# Your goal
Transcribe the whole listing below without changing a word, but leave out every image.

─── Source data

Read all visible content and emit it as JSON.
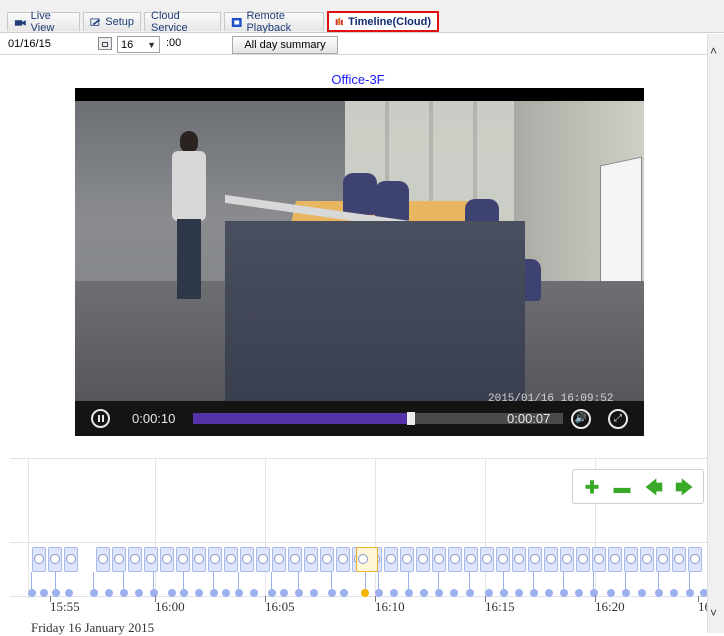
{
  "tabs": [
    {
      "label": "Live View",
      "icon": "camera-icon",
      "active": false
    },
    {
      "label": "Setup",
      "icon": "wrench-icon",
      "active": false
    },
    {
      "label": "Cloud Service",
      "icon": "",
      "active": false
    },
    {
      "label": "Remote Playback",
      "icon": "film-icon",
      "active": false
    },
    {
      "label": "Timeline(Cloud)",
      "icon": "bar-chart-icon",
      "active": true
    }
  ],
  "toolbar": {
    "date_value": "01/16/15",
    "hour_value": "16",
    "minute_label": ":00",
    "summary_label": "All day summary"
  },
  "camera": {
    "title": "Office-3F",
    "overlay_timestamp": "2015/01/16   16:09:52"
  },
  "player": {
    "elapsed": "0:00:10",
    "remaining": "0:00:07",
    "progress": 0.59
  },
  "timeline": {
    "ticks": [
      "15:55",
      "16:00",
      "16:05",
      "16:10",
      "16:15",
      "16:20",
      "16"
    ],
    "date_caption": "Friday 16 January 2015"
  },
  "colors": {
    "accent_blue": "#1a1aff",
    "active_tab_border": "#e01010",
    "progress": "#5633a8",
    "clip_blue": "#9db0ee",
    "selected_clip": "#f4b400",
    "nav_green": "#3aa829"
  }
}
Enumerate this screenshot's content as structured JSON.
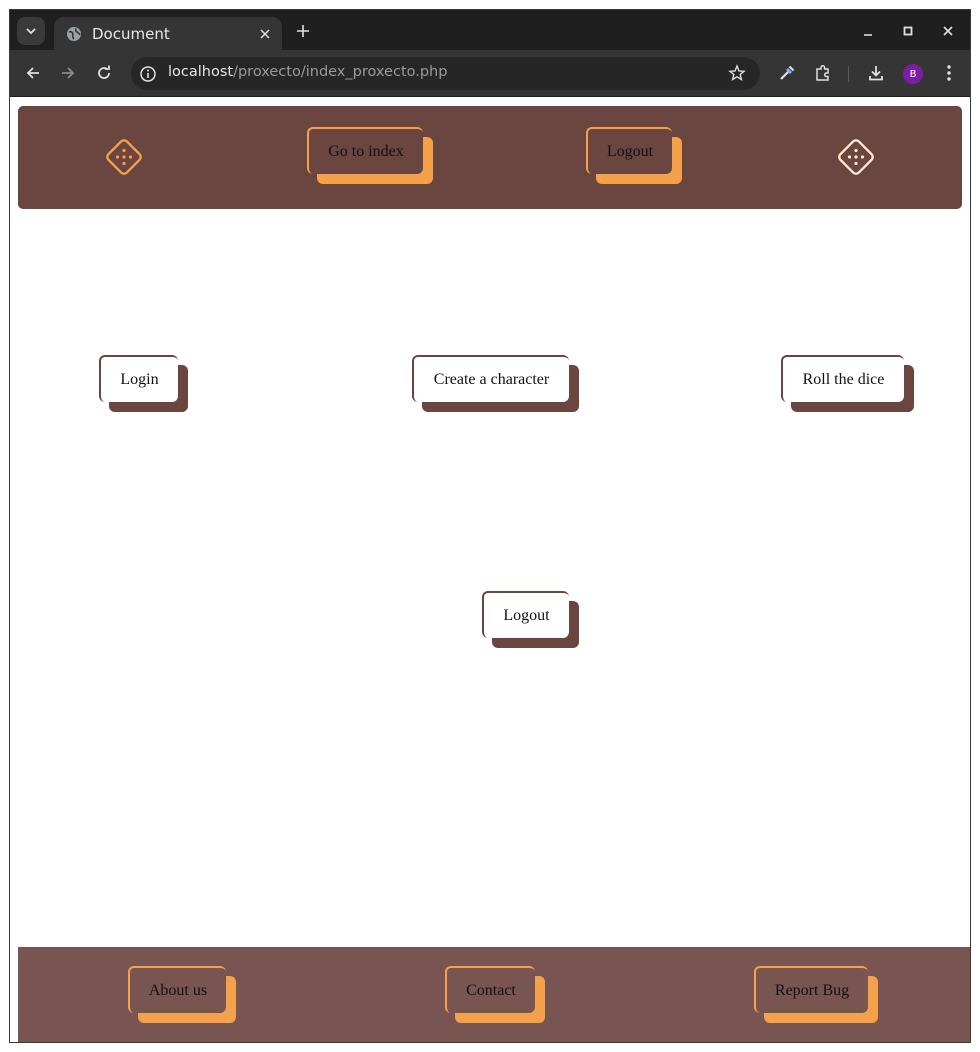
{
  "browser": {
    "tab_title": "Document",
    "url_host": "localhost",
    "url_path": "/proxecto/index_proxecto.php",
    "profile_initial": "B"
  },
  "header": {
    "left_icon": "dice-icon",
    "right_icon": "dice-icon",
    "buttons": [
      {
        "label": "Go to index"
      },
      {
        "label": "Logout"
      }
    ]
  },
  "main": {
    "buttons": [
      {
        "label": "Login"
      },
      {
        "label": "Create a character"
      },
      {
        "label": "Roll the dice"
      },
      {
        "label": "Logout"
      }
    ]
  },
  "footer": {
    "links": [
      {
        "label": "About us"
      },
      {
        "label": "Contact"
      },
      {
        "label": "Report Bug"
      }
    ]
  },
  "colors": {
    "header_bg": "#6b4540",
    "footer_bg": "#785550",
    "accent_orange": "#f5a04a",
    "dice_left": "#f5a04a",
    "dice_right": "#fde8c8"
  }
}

──────

# Finished task
Read all visible content and emit it as JSON.
{
  "tabs": [
    {
      "label": "Live View",
      "icon": "camera-icon",
      "active": false
    },
    {
      "label": "Setup",
      "icon": "wrench-icon",
      "active": false
    },
    {
      "label": "Cloud Service",
      "icon": "",
      "active": false
    },
    {
      "label": "Remote Playback",
      "icon": "film-icon",
      "active": false
    },
    {
      "label": "Timeline(Cloud)",
      "icon": "bar-chart-icon",
      "active": true
    }
  ],
  "toolbar": {
    "date_value": "01/16/15",
    "hour_value": "16",
    "minute_label": ":00",
    "summary_label": "All day summary"
  },
  "camera": {
    "title": "Office-3F",
    "overlay_timestamp": "2015/01/16   16:09:52"
  },
  "player": {
    "elapsed": "0:00:10",
    "remaining": "0:00:07",
    "progress": 0.59
  },
  "timeline": {
    "ticks": [
      "15:55",
      "16:00",
      "16:05",
      "16:10",
      "16:15",
      "16:20",
      "16"
    ],
    "date_caption": "Friday 16 January 2015"
  },
  "colors": {
    "accent_blue": "#1a1aff",
    "active_tab_border": "#e01010",
    "progress": "#5633a8",
    "clip_blue": "#9db0ee",
    "selected_clip": "#f4b400",
    "nav_green": "#3aa829"
  }
}
Enumerate this screenshot's content as structured JSON.
{
  "browser": {
    "tab_title": "Document",
    "url_host": "localhost",
    "url_path": "/proxecto/index_proxecto.php",
    "profile_initial": "B"
  },
  "header": {
    "left_icon": "dice-icon",
    "right_icon": "dice-icon",
    "buttons": [
      {
        "label": "Go to index"
      },
      {
        "label": "Logout"
      }
    ]
  },
  "main": {
    "buttons": [
      {
        "label": "Login"
      },
      {
        "label": "Create a character"
      },
      {
        "label": "Roll the dice"
      },
      {
        "label": "Logout"
      }
    ]
  },
  "footer": {
    "links": [
      {
        "label": "About us"
      },
      {
        "label": "Contact"
      },
      {
        "label": "Report Bug"
      }
    ]
  },
  "colors": {
    "header_bg": "#6b4540",
    "footer_bg": "#785550",
    "accent_orange": "#f5a04a",
    "dice_left": "#f5a04a",
    "dice_right": "#fde8c8"
  }
}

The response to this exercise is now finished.